Start of Dataset extract

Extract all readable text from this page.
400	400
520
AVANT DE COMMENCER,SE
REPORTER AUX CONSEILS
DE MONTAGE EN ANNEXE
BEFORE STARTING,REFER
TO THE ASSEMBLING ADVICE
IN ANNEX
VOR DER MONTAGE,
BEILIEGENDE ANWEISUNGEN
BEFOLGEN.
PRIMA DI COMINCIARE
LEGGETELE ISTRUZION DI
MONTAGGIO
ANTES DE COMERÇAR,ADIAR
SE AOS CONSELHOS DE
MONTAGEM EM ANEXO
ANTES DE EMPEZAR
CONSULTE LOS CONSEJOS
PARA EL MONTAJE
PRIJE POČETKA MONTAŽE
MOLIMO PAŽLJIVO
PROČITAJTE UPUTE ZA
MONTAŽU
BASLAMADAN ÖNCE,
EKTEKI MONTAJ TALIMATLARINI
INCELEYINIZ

End of Dataset extract
Start of Dataset extract

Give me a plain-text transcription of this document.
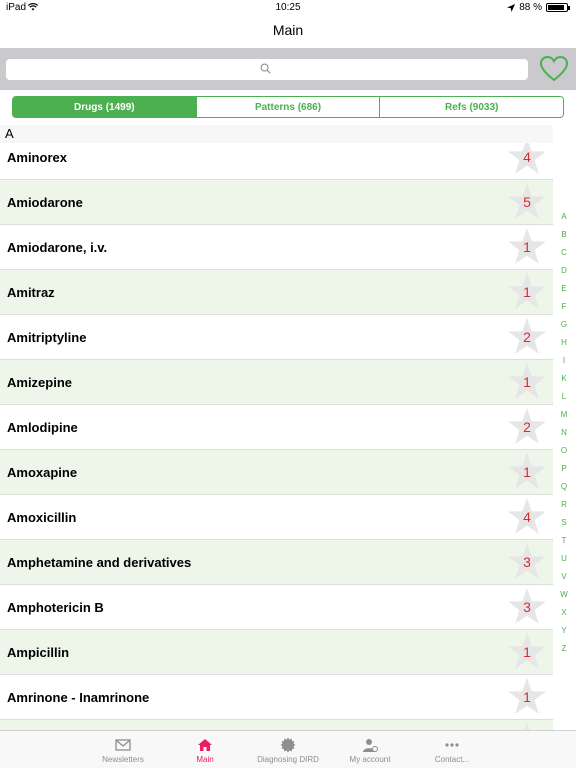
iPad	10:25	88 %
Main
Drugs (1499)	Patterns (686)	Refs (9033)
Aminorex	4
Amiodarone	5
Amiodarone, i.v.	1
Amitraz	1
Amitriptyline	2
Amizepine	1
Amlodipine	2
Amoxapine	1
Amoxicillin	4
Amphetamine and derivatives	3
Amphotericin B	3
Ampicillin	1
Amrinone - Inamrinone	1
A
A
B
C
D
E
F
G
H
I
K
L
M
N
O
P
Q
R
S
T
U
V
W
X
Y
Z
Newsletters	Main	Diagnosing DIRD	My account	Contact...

End of Dataset extract

* **Exercise**
Go through the listing above and list every line that has the word "text".

* **Exercise solution**
Extract all readable text from this page.
Give me a plain-text transcription of this document.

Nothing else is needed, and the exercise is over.